start INPUT ROWS

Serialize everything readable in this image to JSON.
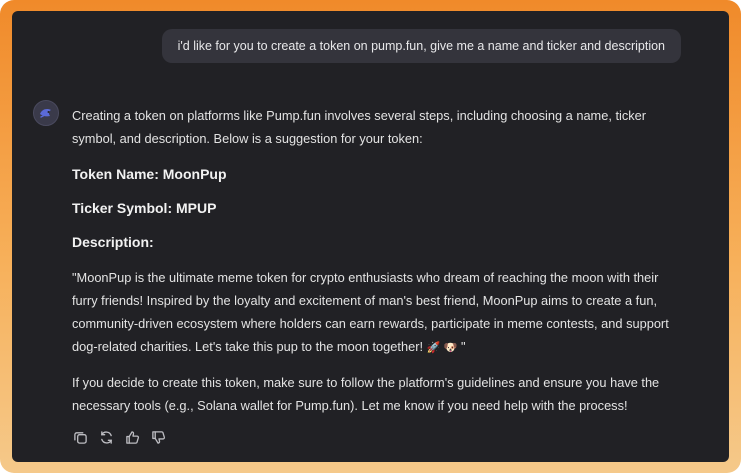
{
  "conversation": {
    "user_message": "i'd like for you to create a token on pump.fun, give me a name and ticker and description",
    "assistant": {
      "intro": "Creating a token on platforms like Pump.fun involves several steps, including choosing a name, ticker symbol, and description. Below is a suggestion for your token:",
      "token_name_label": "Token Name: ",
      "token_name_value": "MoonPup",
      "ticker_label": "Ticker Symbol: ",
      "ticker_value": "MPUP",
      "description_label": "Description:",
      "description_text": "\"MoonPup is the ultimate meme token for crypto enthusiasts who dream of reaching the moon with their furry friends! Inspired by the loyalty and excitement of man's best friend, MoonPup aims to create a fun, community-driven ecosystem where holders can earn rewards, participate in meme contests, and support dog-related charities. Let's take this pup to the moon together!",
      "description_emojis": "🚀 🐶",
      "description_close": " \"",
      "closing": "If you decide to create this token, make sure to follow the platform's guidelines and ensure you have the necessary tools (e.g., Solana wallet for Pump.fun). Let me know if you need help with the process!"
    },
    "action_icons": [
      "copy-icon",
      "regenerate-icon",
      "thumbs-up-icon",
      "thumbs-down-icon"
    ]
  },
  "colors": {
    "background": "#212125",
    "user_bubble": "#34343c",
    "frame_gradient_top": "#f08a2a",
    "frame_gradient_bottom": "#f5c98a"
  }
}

end INPUT ROWS

▶ [THE PROBLEM]
What comes back should match the records exactly, minus any pictures.

▶ [SOLUTION BELOW]
Serialize everything readable in this image to JSON.
{
  "conversation": {
    "user_message": "i'd like for you to create a token on pump.fun, give me a name and ticker and description",
    "assistant": {
      "intro": "Creating a token on platforms like Pump.fun involves several steps, including choosing a name, ticker symbol, and description. Below is a suggestion for your token:",
      "token_name_label": "Token Name: ",
      "token_name_value": "MoonPup",
      "ticker_label": "Ticker Symbol: ",
      "ticker_value": "MPUP",
      "description_label": "Description:",
      "description_text": "\"MoonPup is the ultimate meme token for crypto enthusiasts who dream of reaching the moon with their furry friends! Inspired by the loyalty and excitement of man's best friend, MoonPup aims to create a fun, community-driven ecosystem where holders can earn rewards, participate in meme contests, and support dog-related charities. Let's take this pup to the moon together!",
      "description_emojis": "🚀 🐶",
      "description_close": " \"",
      "closing": "If you decide to create this token, make sure to follow the platform's guidelines and ensure you have the necessary tools (e.g., Solana wallet for Pump.fun). Let me know if you need help with the process!"
    },
    "action_icons": [
      "copy-icon",
      "regenerate-icon",
      "thumbs-up-icon",
      "thumbs-down-icon"
    ]
  },
  "colors": {
    "background": "#212125",
    "user_bubble": "#34343c",
    "frame_gradient_top": "#f08a2a",
    "frame_gradient_bottom": "#f5c98a"
  }
}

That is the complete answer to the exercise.